# [Data supplied]

########################################

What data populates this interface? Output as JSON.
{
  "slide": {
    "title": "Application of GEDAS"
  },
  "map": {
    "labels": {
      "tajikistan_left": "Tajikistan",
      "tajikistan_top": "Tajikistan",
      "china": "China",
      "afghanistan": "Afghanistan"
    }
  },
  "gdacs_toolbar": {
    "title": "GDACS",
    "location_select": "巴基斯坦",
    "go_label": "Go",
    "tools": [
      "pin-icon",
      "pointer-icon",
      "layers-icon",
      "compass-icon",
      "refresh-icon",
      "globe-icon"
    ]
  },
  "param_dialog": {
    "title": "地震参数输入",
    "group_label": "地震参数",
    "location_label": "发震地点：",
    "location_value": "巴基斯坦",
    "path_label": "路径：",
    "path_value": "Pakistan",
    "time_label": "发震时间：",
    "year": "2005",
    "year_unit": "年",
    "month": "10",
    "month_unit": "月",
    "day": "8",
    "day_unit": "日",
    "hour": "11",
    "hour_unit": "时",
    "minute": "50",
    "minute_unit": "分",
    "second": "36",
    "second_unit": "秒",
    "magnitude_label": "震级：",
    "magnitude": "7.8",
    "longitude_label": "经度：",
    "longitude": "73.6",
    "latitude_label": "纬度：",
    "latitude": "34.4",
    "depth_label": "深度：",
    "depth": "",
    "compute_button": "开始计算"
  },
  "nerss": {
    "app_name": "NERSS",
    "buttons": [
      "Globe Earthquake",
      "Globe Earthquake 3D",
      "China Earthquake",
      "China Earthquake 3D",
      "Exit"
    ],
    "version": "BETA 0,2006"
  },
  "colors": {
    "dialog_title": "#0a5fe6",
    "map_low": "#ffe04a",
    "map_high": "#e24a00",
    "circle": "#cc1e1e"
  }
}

########################################

# [Goal]
Copy out each line of the listing that holds "Earthquake".

# [Exercise output]
      "Globe Earthquake",
      "Globe Earthquake 3D",
      "China Earthquake",
      "China Earthquake 3D",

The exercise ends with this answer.